— BEGIN Available records —

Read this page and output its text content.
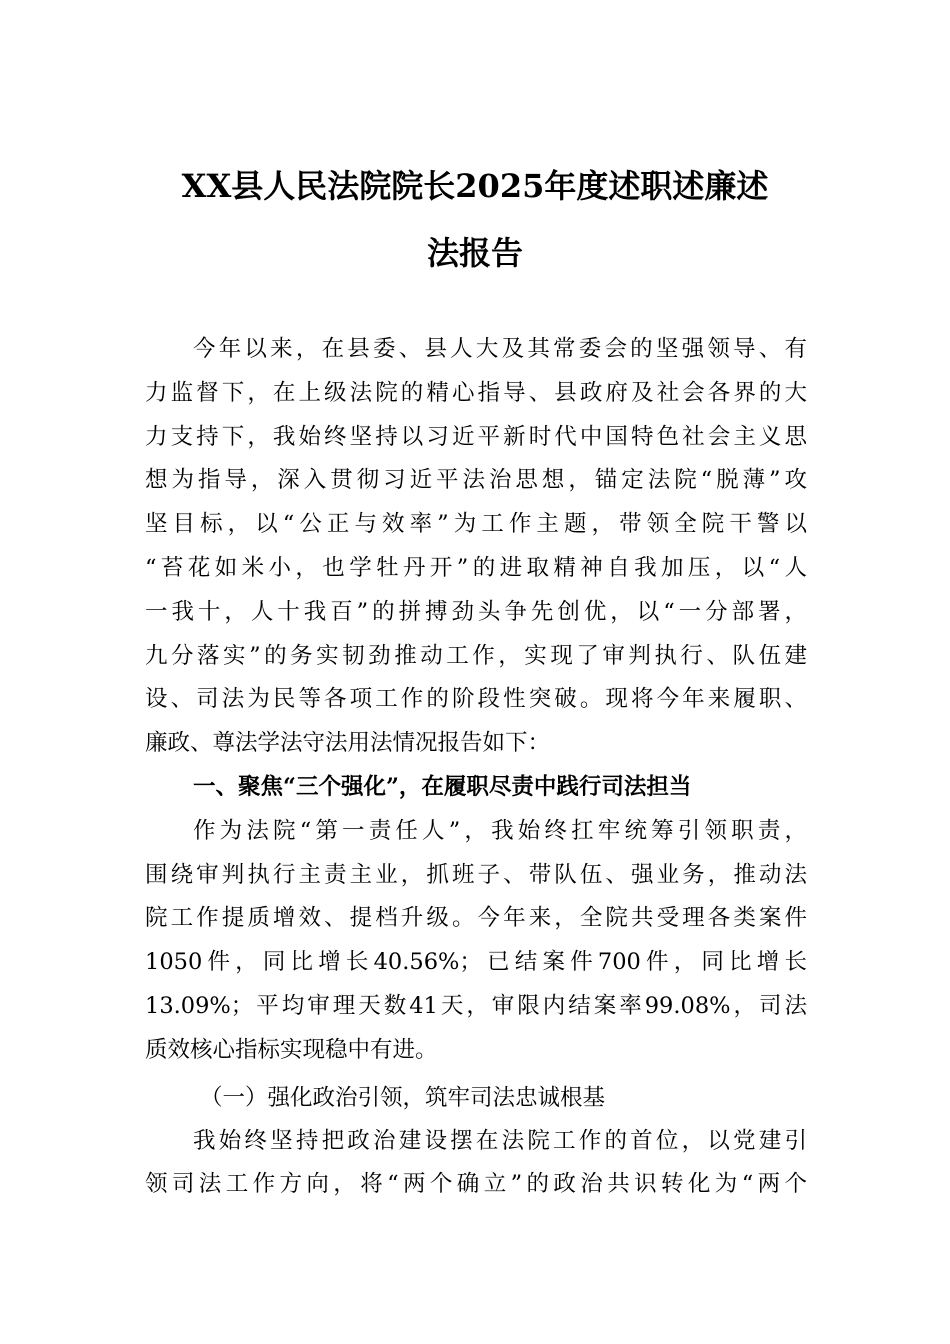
XX县人民法院院长2025年度述职述廉述
法报告
今年以来，在县委、县人大及其常委会的坚强领导、有
力监督下，在上级法院的精心指导、县政府及社会各界的大
力支持下，我始终坚持以习近平新时代中国特色社会主义思
想为指导，深入贯彻习近平法治思想，锚定法院“脱薄”攻
坚目标，以“公正与效率”为工作主题，带领全院干警以
“苔花如米小，也学牡丹开”的进取精神自我加压，以“人
一我十，人十我百”的拼搏劲头争先创优，以“一分部署，
九分落实”的务实韧劲推动工作，实现了审判执行、队伍建
设、司法为民等各项工作的阶段性突破。现将今年来履职、
廉政、尊法学法守法用法情况报告如下：
一、聚焦“三个强化”，在履职尽责中践行司法担当
作为法院“第一责任人”，我始终扛牢统筹引领职责，
围绕审判执行主责主业，抓班子、带队伍、强业务，推动法
院工作提质增效、提档升级。今年来，全院共受理各类案件
1050件，同比增长40.56%；已结案件700件，同比增长
13.09%；平均审理天数41天，审限内结案率99.08%，司法
质效核心指标实现稳中有进。
（一）强化政治引领，筑牢司法忠诚根基
我始终坚持把政治建设摆在法院工作的首位，以党建引
领司法工作方向，将“两个确立”的政治共识转化为“两个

— END Available records —

* [Instructions to follow]: Repeat the entries exactly and keep the pictures out of the copy.

* [Output for this exercise]:
Read this page and output its text content.
XX县人民法院院长2025年度述职述廉述
法报告
今年以来，在县委、县人大及其常委会的坚强领导、有
力监督下，在上级法院的精心指导、县政府及社会各界的大
力支持下，我始终坚持以习近平新时代中国特色社会主义思
想为指导，深入贯彻习近平法治思想，锚定法院“脱薄”攻
坚目标，以“公正与效率”为工作主题，带领全院干警以
“苔花如米小，也学牡丹开”的进取精神自我加压，以“人
一我十，人十我百”的拼搏劲头争先创优，以“一分部署，
九分落实”的务实韧劲推动工作，实现了审判执行、队伍建
设、司法为民等各项工作的阶段性突破。现将今年来履职、
廉政、尊法学法守法用法情况报告如下：
一、聚焦“三个强化”，在履职尽责中践行司法担当
作为法院“第一责任人”，我始终扛牢统筹引领职责，
围绕审判执行主责主业，抓班子、带队伍、强业务，推动法
院工作提质增效、提档升级。今年来，全院共受理各类案件
1050件，同比增长40.56%；已结案件700件，同比增长
13.09%；平均审理天数41天，审限内结案率99.08%，司法
质效核心指标实现稳中有进。
（一）强化政治引领，筑牢司法忠诚根基
我始终坚持把政治建设摆在法院工作的首位，以党建引
领司法工作方向，将“两个确立”的政治共识转化为“两个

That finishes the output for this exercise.